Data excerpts
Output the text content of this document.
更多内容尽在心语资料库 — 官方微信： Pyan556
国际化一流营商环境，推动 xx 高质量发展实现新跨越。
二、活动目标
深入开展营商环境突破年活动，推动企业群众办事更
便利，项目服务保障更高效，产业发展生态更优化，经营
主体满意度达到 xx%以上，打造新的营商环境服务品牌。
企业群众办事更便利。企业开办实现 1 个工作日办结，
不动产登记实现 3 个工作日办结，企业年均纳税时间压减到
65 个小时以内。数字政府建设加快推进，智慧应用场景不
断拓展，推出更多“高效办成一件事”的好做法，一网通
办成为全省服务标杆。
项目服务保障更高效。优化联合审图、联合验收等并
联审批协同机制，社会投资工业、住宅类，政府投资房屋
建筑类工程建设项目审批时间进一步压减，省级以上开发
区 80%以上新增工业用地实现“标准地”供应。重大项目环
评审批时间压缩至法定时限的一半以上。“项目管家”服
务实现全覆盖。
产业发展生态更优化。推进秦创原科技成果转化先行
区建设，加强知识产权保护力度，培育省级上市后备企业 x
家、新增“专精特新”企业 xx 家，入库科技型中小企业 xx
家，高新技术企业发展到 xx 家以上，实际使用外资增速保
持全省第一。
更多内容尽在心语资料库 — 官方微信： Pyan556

## Task
Gather each line from the listing above that holds "产业发展生态更优化".

## Exercise response
便利，项目服务保障更高效，产业发展生态更优化，经营
产业发展生态更优化。推进秦创原科技成果转化先行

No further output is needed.